TASK INPUTS start

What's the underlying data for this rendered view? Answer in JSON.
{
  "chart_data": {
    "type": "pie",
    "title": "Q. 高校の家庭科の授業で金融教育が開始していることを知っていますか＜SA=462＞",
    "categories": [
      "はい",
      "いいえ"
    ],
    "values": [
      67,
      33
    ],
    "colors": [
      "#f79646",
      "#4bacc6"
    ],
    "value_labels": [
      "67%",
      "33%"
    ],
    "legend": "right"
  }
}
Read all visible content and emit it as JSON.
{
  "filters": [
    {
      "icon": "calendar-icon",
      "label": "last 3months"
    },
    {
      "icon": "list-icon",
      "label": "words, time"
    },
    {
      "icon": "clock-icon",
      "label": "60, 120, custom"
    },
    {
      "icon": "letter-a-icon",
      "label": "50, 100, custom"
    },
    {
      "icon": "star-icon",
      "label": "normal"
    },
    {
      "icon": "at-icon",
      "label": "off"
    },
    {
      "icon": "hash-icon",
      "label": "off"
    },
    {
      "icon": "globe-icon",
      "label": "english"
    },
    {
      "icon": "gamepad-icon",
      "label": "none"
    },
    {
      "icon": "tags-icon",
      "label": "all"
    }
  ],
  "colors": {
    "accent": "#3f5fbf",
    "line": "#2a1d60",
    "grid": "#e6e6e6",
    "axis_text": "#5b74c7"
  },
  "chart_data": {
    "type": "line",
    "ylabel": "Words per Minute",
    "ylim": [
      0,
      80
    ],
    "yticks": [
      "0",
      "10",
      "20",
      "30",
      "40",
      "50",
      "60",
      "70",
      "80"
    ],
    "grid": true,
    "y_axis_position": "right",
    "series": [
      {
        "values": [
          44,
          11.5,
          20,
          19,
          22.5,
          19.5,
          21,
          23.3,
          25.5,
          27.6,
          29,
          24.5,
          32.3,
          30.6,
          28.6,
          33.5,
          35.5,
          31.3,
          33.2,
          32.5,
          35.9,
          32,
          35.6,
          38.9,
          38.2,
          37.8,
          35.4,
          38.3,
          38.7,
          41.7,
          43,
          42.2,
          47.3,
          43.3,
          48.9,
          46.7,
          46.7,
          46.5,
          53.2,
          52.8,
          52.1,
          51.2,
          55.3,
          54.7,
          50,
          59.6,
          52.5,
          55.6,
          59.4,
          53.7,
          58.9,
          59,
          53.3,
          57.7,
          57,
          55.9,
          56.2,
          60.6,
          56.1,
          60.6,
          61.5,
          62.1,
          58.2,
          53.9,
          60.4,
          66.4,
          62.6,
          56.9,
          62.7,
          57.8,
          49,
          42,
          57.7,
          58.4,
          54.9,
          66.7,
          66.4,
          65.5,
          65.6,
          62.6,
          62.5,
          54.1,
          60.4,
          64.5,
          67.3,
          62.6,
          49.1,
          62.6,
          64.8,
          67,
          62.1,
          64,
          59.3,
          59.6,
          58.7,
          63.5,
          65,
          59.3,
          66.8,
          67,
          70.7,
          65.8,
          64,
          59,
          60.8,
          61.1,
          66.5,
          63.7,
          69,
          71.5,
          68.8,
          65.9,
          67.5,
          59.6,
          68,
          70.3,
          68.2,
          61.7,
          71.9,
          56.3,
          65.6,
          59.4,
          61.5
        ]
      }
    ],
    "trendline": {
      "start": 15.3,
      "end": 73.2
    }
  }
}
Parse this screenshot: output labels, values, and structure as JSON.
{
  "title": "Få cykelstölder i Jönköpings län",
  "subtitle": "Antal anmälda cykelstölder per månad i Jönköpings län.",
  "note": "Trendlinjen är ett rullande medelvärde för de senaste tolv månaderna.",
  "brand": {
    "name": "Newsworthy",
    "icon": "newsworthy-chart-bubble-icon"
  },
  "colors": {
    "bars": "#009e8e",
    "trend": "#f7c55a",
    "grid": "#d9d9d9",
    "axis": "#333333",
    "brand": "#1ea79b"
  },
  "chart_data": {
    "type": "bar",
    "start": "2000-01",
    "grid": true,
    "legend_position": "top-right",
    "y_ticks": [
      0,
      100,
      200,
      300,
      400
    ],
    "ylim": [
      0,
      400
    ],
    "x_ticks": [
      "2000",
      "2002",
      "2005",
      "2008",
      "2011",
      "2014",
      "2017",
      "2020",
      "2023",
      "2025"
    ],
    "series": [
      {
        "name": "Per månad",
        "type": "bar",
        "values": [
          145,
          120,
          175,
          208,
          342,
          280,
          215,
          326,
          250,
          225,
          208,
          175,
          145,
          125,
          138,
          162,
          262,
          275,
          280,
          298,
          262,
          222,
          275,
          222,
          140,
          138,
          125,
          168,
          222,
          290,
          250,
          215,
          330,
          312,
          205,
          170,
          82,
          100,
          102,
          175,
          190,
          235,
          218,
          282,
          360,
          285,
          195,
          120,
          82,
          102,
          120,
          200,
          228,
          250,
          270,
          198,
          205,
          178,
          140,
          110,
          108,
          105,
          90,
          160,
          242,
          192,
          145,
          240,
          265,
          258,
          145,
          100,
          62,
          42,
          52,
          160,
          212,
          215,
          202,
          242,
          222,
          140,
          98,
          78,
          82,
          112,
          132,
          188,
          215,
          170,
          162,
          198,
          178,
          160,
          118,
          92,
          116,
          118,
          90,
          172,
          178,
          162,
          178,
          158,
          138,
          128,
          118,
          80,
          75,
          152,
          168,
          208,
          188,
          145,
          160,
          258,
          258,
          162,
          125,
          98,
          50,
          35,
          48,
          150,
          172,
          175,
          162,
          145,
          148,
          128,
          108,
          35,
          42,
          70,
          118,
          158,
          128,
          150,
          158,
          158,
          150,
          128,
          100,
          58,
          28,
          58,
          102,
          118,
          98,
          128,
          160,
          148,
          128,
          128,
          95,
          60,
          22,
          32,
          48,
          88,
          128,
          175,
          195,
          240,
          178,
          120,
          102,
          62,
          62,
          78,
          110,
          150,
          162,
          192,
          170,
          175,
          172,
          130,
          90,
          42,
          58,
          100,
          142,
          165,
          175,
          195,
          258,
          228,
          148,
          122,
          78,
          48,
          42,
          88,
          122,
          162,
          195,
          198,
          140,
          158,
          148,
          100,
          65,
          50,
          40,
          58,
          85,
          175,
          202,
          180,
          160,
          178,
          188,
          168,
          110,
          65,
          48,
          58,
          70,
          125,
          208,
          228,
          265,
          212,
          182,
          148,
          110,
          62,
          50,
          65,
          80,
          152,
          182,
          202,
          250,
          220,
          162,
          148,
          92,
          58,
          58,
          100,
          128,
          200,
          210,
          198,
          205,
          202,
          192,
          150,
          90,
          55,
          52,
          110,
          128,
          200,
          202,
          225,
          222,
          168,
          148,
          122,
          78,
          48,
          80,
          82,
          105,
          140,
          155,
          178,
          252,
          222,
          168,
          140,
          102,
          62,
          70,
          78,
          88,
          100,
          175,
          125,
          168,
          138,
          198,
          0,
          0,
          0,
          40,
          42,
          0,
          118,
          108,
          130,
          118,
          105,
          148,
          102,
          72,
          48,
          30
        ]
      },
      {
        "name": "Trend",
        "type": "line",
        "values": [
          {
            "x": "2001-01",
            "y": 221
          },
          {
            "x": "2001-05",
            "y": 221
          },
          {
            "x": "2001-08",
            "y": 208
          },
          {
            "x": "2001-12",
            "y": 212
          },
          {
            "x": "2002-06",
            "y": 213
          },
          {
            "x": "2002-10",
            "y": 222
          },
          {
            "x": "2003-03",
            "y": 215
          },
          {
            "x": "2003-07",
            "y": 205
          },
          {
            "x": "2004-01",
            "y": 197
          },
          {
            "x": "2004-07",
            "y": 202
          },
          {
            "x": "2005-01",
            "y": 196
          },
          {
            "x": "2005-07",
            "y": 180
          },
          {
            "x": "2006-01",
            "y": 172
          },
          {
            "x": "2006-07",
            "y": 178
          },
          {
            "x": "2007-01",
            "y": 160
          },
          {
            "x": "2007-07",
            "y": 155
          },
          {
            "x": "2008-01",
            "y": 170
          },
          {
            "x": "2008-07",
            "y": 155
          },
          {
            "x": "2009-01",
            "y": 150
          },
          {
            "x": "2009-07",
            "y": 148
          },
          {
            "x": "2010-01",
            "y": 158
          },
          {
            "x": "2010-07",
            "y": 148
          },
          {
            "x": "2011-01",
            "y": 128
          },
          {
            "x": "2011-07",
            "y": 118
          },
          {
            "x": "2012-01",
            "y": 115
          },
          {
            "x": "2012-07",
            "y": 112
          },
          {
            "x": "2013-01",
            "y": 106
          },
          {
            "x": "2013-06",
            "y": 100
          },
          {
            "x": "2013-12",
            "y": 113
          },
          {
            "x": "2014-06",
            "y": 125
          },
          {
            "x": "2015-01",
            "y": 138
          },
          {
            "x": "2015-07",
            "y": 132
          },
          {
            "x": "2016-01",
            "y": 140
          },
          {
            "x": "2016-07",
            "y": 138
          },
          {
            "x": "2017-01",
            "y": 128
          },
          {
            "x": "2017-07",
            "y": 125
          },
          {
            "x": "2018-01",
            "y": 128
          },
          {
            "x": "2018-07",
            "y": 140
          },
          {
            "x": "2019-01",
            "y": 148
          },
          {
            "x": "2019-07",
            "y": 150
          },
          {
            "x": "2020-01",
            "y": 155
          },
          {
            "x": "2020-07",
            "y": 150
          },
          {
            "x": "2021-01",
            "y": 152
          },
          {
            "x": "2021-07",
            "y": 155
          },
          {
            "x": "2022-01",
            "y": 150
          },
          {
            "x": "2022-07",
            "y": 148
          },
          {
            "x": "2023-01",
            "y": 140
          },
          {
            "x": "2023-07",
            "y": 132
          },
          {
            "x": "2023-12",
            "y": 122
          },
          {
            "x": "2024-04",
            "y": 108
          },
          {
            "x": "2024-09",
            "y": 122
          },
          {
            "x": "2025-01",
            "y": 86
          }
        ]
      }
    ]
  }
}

TASK INPUTS end

# [WHAT YOU WILL DO]
Pull every line containing the word "name" out of the entries above.

# [EXERCISE SOLUTION]
    "name": "Newsworthy",
        "name": "Per månad",
        "name": "Trend",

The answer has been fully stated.